5. What is the most exciting thing about your field?

We’re stuck in a world of messy, human-created data. Cleaning it and joining it is currently a human-level activity, I strongly suspect that we can make this task machine-powered using some supervised approaches so less human time is spent crafting regular expressions and data transformations. Once we start to automate data cleaning and joining I suspect we’ll see a new explosion in the breadth of data science projects people can tackle.

6. How do you go about framing a data problem – in particular, how do you avoid spending too long, how do you manage expectations etc. How do you know what is good enough? 

To my mind the trick is figuring out a) how good the client’s data is and b) how valuable it could be to their business if put to work. You can justify any project if the value is high enough but first you have to derisk it and you want to do that as quickly and cheaply as possible. With 10 years of gut-feel experience I have some idea about how to do this but it feels more like art than science for the time being. Always design milestones that let you deliver lumps of value, this helps everyone stay confident when you hit the inevitable problems.

7. You spent sometime as a Consultant in Data Analytics. How did you manage cultural challenges, dealing with stakeholders and executives? What advice do you have for new starters about this?
Justify the business value behind your work and make lots of diagrams (stick them on the wall!) so that others can appreciate what you’re doing. Make bits of it easy to understand and explain why it is valuable and people will buy into it. Don’t hide behind your models, instead speak to domain experts and learn about their expertise and use your models to backup and automate their judgement, you’ll want them on your side.
8. You have a cool startup can you comment on how important it is as a CEO to make a company such as that data-driven or data-informed?

My consultancy ( helps companies to exploit their data so we’re entirely data-driven! If a company has figured out that it has a lot of data and it could steal a march on its competitors by exploiting this data, that’s where we step in. A part of the reason I speak internationally is to help companies think about the value in their data based on the projects we’ve worked on previously.


My name is Ian Ozsvald. I’m an Entrepreneurial Geek, 30-late-ish, living in London (after 10 years in Brighton and a year in Latin America).

I take on work in my Artificial Intelligence consultancy (Mor Consulting Ltd.) and I also authorThe Artificial Intelligence Cookbook – learn how to add clever algorithms to your software to make it smarter! One of my mobile products is SocialTies (built with RadicalRobot).

I co-founded in 2005, it is all about tutorial screencasts that teach you programming, see About ShowMeDo for more info.  This was my second company and I’m rather proud to say that it is financially self-sufficient, growing and is full of very useful user-generated (and us-generated) content.  100,000 users and 1TB of data served per month say that we built some very useful indeed. In 5 years ShowMeDo has educated over 3 million people about open source tools.

I’m also co-founder of the £5 Apps Meetup, OpenCoffee Sussex and the BrightonDigital mail list (RIP).

Previously I’ve worked as Senior Programmer at Algorithmix (now Corpora) and the MASA Group, and these jobs came via my MSc in Artificial Intelligence at Sussex University.  See myLinkedIn profile.

Interviews with Data Scientists: Vanessa Sabino

Time for another Interview with a Data Scientist.
I caught up with Vanessa Sabino who is a lead data scientist in another one of Shopify’s teams. 
1. What project have you worked on do you wish you could go back to, and do better?
1. Working as practitioner in a company, as opposed to consulting, means I always have the option of going back and improving past projects, as long as the time spent on this task can be justified. There are always new ideas to try and new libraries being published, so as a team lead I try to balance the time spent on higher priority tasks, which for my team currently is ETL work to improve our data warehouse, with exploratory analysis of our data sets and creating and improving models that add value to our business users.

===============

= Tasks to complete =
#1 From the interview text, write out the passage starting with "Time for another" and going on through "our business users.".
#2 In the interview text, what work is named as the current higher priority task for Vanessa Sabino's team?
Nothing here requires the records.

[Element box annotations]

===============

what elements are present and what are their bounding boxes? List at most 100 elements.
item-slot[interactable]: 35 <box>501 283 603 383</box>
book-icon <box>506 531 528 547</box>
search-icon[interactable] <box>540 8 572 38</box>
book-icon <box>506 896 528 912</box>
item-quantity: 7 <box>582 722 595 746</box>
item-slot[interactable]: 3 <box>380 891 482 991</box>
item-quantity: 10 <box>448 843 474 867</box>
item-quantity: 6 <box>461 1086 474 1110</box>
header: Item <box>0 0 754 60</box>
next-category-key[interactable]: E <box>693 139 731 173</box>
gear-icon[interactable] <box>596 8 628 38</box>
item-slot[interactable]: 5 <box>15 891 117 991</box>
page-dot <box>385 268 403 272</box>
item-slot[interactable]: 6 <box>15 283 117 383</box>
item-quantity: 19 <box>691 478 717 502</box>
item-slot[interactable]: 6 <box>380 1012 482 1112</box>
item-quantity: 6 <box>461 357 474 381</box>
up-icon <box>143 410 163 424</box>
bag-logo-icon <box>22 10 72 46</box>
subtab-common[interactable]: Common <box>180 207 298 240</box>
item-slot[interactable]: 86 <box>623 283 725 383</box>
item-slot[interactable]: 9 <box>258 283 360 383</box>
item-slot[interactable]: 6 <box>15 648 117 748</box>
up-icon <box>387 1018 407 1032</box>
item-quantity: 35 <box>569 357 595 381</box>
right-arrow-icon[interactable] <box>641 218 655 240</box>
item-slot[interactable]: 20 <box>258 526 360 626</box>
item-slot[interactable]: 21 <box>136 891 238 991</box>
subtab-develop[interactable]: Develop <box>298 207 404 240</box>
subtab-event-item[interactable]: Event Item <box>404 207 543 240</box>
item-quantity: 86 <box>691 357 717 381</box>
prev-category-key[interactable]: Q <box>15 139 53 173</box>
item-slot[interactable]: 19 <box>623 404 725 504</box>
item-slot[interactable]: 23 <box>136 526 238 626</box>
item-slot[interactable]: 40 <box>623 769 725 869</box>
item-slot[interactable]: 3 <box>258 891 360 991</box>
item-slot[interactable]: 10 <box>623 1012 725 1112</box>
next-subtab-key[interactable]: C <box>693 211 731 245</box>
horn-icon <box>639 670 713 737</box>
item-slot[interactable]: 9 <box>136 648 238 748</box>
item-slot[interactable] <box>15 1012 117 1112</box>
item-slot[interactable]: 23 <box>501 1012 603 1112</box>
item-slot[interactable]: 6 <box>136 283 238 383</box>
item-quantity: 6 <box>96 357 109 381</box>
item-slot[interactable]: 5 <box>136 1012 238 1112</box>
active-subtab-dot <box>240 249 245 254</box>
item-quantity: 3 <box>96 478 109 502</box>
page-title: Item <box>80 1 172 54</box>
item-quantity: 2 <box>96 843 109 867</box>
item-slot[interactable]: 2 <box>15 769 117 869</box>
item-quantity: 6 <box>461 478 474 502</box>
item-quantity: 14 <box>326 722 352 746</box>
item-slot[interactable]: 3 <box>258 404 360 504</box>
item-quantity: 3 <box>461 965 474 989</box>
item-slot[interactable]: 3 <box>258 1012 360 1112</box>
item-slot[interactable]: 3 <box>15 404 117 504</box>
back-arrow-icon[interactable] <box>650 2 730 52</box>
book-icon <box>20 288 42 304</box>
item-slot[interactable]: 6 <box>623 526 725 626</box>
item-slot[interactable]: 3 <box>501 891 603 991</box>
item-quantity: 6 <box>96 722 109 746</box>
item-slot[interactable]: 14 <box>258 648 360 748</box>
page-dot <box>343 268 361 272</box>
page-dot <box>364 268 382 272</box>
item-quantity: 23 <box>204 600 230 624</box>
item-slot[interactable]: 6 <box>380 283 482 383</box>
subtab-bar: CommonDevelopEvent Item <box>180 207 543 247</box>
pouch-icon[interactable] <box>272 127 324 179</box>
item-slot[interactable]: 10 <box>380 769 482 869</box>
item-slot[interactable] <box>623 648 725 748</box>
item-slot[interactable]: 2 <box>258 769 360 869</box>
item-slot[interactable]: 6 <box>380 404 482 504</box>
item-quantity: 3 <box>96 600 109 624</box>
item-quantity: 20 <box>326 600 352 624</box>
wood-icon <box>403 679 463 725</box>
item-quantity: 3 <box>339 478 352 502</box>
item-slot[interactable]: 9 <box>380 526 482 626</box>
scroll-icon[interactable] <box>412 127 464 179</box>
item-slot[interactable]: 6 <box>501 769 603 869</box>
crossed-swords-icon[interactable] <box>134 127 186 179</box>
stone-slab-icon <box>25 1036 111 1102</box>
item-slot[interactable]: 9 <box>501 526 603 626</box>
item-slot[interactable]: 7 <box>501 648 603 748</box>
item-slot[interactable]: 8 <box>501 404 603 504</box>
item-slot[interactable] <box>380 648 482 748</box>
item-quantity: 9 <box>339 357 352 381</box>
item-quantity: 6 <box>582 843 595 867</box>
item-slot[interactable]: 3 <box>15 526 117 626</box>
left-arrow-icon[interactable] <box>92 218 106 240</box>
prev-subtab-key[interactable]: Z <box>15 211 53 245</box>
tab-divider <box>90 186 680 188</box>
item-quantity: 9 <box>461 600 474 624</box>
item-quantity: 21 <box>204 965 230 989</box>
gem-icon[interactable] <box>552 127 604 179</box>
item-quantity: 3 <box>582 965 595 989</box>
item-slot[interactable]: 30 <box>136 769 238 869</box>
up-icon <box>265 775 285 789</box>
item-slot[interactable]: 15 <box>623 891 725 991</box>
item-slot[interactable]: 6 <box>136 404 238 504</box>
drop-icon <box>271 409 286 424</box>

===============

= Completed exercise =
#1
Time for another Interview with a Data Scientist.
I caught up with Vanessa Sabino who is a lead data scientist in another one of Shopify’s teams. 
1. What project have you worked on do you wish you could go back to, and do better?
1. Working as practitioner in a company, as opposed to consulting, means I always have the option of going back and improving past projects, as long as the time spent on this task can be justified. There are always new ideas to try and new libraries being published, so as a team lead I try to balance the time spent on higher priority tasks, which for my team currently is ETL work to improve our data warehouse, with exploratory analysis of our data sets and creating and improving models that add value to our business users.

#2 ETL work to improve the data warehouse.